- [Exercise aim] Retype the whole listing below exactly, keeping every picture out of it.

- [Data supplied]
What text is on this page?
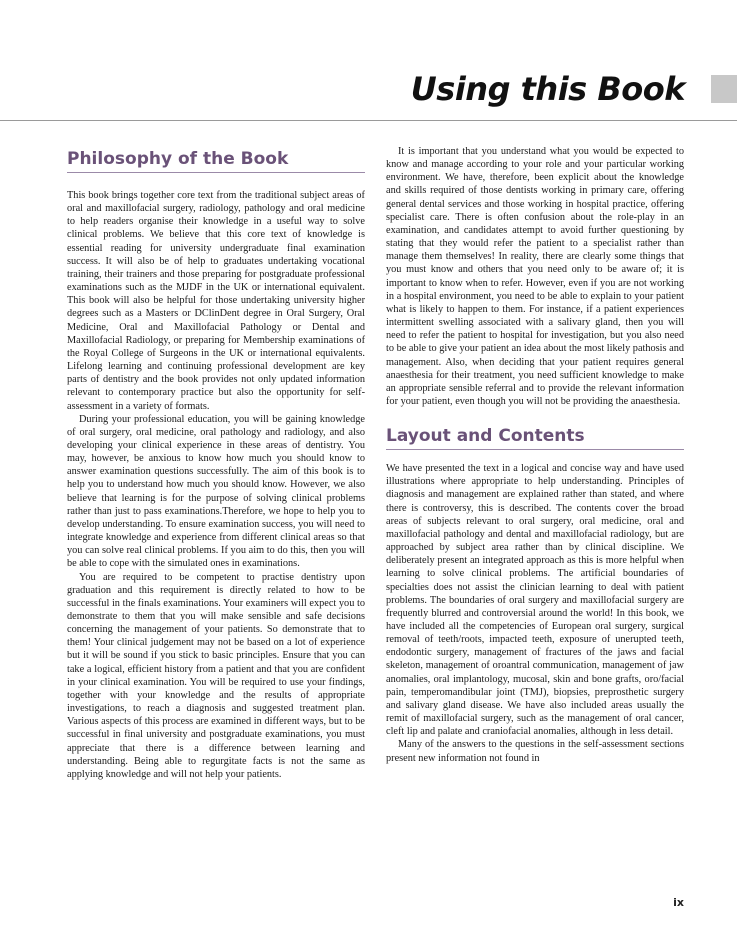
Using this Book
Philosophy of the Book

This book brings together core text from the traditional subject areas of oral and maxillofacial surgery, radiology, pathology and oral medicine to help readers organise their knowledge in a useful way to solve clinical problems. We believe that this core text of knowledge is essential reading for university undergraduate final examination success. It will also be of help to graduates undertaking vocational training, their trainers and those preparing for postgraduate professional examinations such as the MJDF in the UK or international equivalent. This book will also be helpful for those undertaking university higher degrees such as a Masters or DClinDent degree in Oral Surgery, Oral Medicine, Oral and Maxillofacial Pathology or Dental and Maxillofacial Radiology, or preparing for Membership examinations of the Royal College of Surgeons in the UK or international equivalents. Lifelong learning and continuing professional development are key parts of dentistry and the book provides not only updated information relevant to contemporary practice but also the opportunity for self-assessment in a variety of formats.

During your professional education, you will be gaining knowledge of oral surgery, oral medicine, oral pathology and radiology, and also developing your clinical experience in these areas of dentistry. You may, however, be anxious to know how much you should know to answer examination questions successfully. The aim of this book is to help you to understand how much you should know. However, we also believe that learning is for the purpose of solving clinical problems rather than just to pass examinations.Therefore, we hope to help you to develop understanding. To ensure examination success, you will need to integrate knowledge and experience from different clinical areas so that you can solve real clinical problems. If you aim to do this, then you will be able to cope with the simulated ones in examinations.

You are required to be competent to practise dentistry upon graduation and this requirement is directly related to how to be successful in the finals examinations. Your examiners will expect you to demonstrate to them that you will make sensible and safe decisions concerning the management of your patients. So demonstrate that to them! Your clinical judgement may not be based on a lot of experience but it will be sound if you stick to basic principles. Ensure that you can take a logical, efficient history from a patient and that you are confident in your clinical examination. You will be required to use your findings, together with your knowledge and the results of appropriate investigations, to reach a diagnosis and suggested treatment plan. Various aspects of this process are examined in different ways, but to be successful in final university and postgraduate examinations, you must appreciate that there is a difference between learning and understanding. Being able to regurgitate facts is not the same as applying knowledge and will not help your patients.

It is important that you understand what you would be expected to know and manage according to your role and your particular working environment. We have, therefore, been explicit about the knowledge and skills required of those dentists working in primary care, offering general dental services and those working in hospital practice, offering specialist care. There is often confusion about the role-play in an examination, and candidates attempt to avoid further questioning by stating that they would refer the patient to a specialist rather than manage them themselves! In reality, there are clearly some things that you must know and others that you need only to be aware of; it is important to know when to refer. However, even if you are not working in a hospital environment, you need to be able to explain to your patient what is likely to happen to them. For instance, if a patient experiences intermittent swelling associated with a salivary gland, then you will need to refer the patient to hospital for investigation, but you also need to be able to give your patient an idea about the most likely pathosis and management. Also, when deciding that your patient requires general anaesthesia for their treatment, you need sufficient knowledge to make an appropriate sensible referral and to provide the relevant information for your patient, even though you will not be providing the anaesthesia.

Layout and Contents

We have presented the text in a logical and concise way and have used illustrations where appropriate to help understanding. Principles of diagnosis and management are explained rather than stated, and where there is controversy, this is described. The contents cover the broad areas of subjects relevant to oral surgery, oral medicine, oral and maxillofacial pathology and dental and maxillofacial radiology, but are approached by subject area rather than by clinical discipline. We deliberately present an integrated approach as this is more helpful when learning to solve clinical problems. The artificial boundaries of specialties does not assist the clinician learning to deal with patient problems. The boundaries of oral surgery and maxillofacial surgery are frequently blurred and controversial around the world! In this book, we have included all the competencies of European oral surgery, surgical removal of teeth/roots, impacted teeth, exposure of unerupted teeth, endodontic surgery, management of fractures of the jaws and facial skeleton, management of oroantral communication, management of jaw anomalies, oral implantology, mucosal, skin and bone grafts, oro/facial pain, temperomandibular joint (TMJ), biopsies, preprosthetic surgery and salivary gland disease. We have also included areas usually the remit of maxillofacial surgery, such as the management of oral cancer, cleft lip and palate and craniofacial anomalies, although in less detail.

Many of the answers to the questions in the self-assessment sections present new information not found in

ix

- [Result]
What text is on this page?
Using this Book
Philosophy of the Book

This book brings together core text from the traditional subject areas of oral and maxillofacial surgery, radiology, pathology and oral medicine to help readers organise their knowledge in a useful way to solve clinical problems. We believe that this core text of knowledge is essential reading for university undergraduate final examination success. It will also be of help to graduates undertaking vocational training, their trainers and those preparing for postgraduate professional examinations such as the MJDF in the UK or international equivalent. This book will also be helpful for those undertaking university higher degrees such as a Masters or DClinDent degree in Oral Surgery, Oral Medicine, Oral and Maxillofacial Pathology or Dental and Maxillofacial Radiology, or preparing for Membership examinations of the Royal College of Surgeons in the UK or international equivalents. Lifelong learning and continuing professional development are key parts of dentistry and the book provides not only updated information relevant to contemporary practice but also the opportunity for self-assessment in a variety of formats.

During your professional education, you will be gaining knowledge of oral surgery, oral medicine, oral pathology and radiology, and also developing your clinical experience in these areas of dentistry. You may, however, be anxious to know how much you should know to answer examination questions successfully. The aim of this book is to help you to understand how much you should know. However, we also believe that learning is for the purpose of solving clinical problems rather than just to pass examinations.Therefore, we hope to help you to develop understanding. To ensure examination success, you will need to integrate knowledge and experience from different clinical areas so that you can solve real clinical problems. If you aim to do this, then you will be able to cope with the simulated ones in examinations.

You are required to be competent to practise dentistry upon graduation and this requirement is directly related to how to be successful in the finals examinations. Your examiners will expect you to demonstrate to them that you will make sensible and safe decisions concerning the management of your patients. So demonstrate that to them! Your clinical judgement may not be based on a lot of experience but it will be sound if you stick to basic principles. Ensure that you can take a logical, efficient history from a patient and that you are confident in your clinical examination. You will be required to use your findings, together with your knowledge and the results of appropriate investigations, to reach a diagnosis and suggested treatment plan. Various aspects of this process are examined in different ways, but to be successful in final university and postgraduate examinations, you must appreciate that there is a difference between learning and understanding. Being able to regurgitate facts is not the same as applying knowledge and will not help your patients.

It is important that you understand what you would be expected to know and manage according to your role and your particular working environment. We have, therefore, been explicit about the knowledge and skills required of those dentists working in primary care, offering general dental services and those working in hospital practice, offering specialist care. There is often confusion about the role-play in an examination, and candidates attempt to avoid further questioning by stating that they would refer the patient to a specialist rather than manage them themselves! In reality, there are clearly some things that you must know and others that you need only to be aware of; it is important to know when to refer. However, even if you are not working in a hospital environment, you need to be able to explain to your patient what is likely to happen to them. For instance, if a patient experiences intermittent swelling associated with a salivary gland, then you will need to refer the patient to hospital for investigation, but you also need to be able to give your patient an idea about the most likely pathosis and management. Also, when deciding that your patient requires general anaesthesia for their treatment, you need sufficient knowledge to make an appropriate sensible referral and to provide the relevant information for your patient, even though you will not be providing the anaesthesia.

Layout and Contents

We have presented the text in a logical and concise way and have used illustrations where appropriate to help understanding. Principles of diagnosis and management are explained rather than stated, and where there is controversy, this is described. The contents cover the broad areas of subjects relevant to oral surgery, oral medicine, oral and maxillofacial pathology and dental and maxillofacial radiology, but are approached by subject area rather than by clinical discipline. We deliberately present an integrated approach as this is more helpful when learning to solve clinical problems. The artificial boundaries of specialties does not assist the clinician learning to deal with patient problems. The boundaries of oral surgery and maxillofacial surgery are frequently blurred and controversial around the world! In this book, we have included all the competencies of European oral surgery, surgical removal of teeth/roots, impacted teeth, exposure of unerupted teeth, endodontic surgery, management of fractures of the jaws and facial skeleton, management of oroantral communication, management of jaw anomalies, oral implantology, mucosal, skin and bone grafts, oro/facial pain, temperomandibular joint (TMJ), biopsies, preprosthetic surgery and salivary gland disease. We have also included areas usually the remit of maxillofacial surgery, such as the management of oral cancer, cleft lip and palate and craniofacial anomalies, although in less detail.

Many of the answers to the questions in the self-assessment sections present new information not found in

ix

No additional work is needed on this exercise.